[Layout annotation data]
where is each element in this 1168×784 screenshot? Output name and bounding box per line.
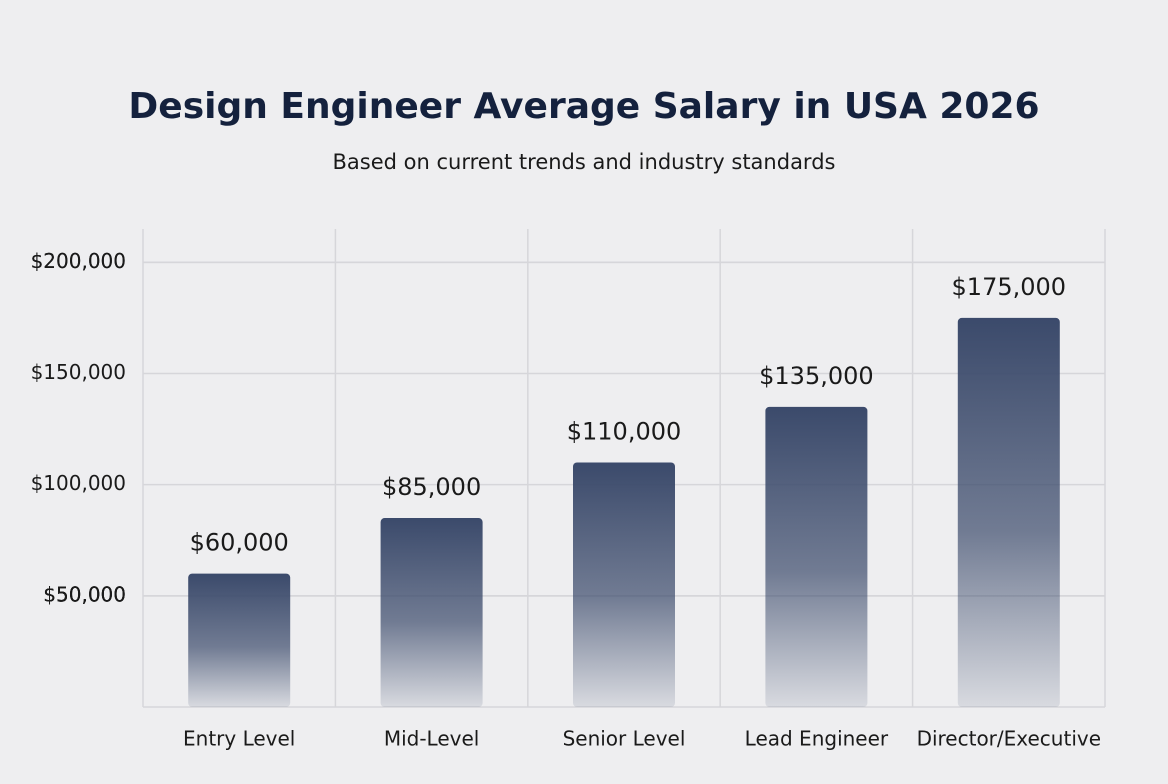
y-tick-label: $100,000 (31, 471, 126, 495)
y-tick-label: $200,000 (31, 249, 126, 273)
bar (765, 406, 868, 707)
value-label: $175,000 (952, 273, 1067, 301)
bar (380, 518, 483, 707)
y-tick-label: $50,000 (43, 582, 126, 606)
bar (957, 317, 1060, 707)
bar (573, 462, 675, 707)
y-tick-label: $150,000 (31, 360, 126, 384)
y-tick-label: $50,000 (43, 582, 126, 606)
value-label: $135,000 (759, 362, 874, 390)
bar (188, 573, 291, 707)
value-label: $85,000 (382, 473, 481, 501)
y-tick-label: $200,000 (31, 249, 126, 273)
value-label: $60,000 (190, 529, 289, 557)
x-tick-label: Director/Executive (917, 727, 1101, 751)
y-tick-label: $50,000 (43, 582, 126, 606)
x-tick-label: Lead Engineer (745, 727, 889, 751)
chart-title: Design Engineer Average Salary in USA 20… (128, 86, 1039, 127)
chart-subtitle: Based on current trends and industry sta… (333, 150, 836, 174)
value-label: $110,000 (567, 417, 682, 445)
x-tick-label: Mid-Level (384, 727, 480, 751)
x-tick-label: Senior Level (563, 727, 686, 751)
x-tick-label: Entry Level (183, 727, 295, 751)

* [WHAT IS BEING ASKED]: Retype every one of the lines above character for character, omitting the picture from your answer.

* [SOLUTION FOR THIS PROBLEM]:
where is each element in this 1168×784 screenshot? Output name and bounding box per line.
y-tick-label: $100,000 (31, 471, 126, 495)
y-tick-label: $200,000 (31, 249, 126, 273)
bar (765, 406, 868, 707)
value-label: $175,000 (952, 273, 1067, 301)
bar (380, 518, 483, 707)
y-tick-label: $50,000 (43, 582, 126, 606)
bar (957, 317, 1060, 707)
bar (573, 462, 675, 707)
y-tick-label: $150,000 (31, 360, 126, 384)
y-tick-label: $50,000 (43, 582, 126, 606)
value-label: $135,000 (759, 362, 874, 390)
bar (188, 573, 291, 707)
value-label: $85,000 (382, 473, 481, 501)
y-tick-label: $200,000 (31, 249, 126, 273)
value-label: $60,000 (190, 529, 289, 557)
x-tick-label: Director/Executive (917, 727, 1101, 751)
y-tick-label: $50,000 (43, 582, 126, 606)
x-tick-label: Lead Engineer (745, 727, 889, 751)
chart-title: Design Engineer Average Salary in USA 20… (128, 86, 1039, 127)
chart-subtitle: Based on current trends and industry sta… (333, 150, 836, 174)
value-label: $110,000 (567, 417, 682, 445)
x-tick-label: Mid-Level (384, 727, 480, 751)
x-tick-label: Senior Level (563, 727, 686, 751)
x-tick-label: Entry Level (183, 727, 295, 751)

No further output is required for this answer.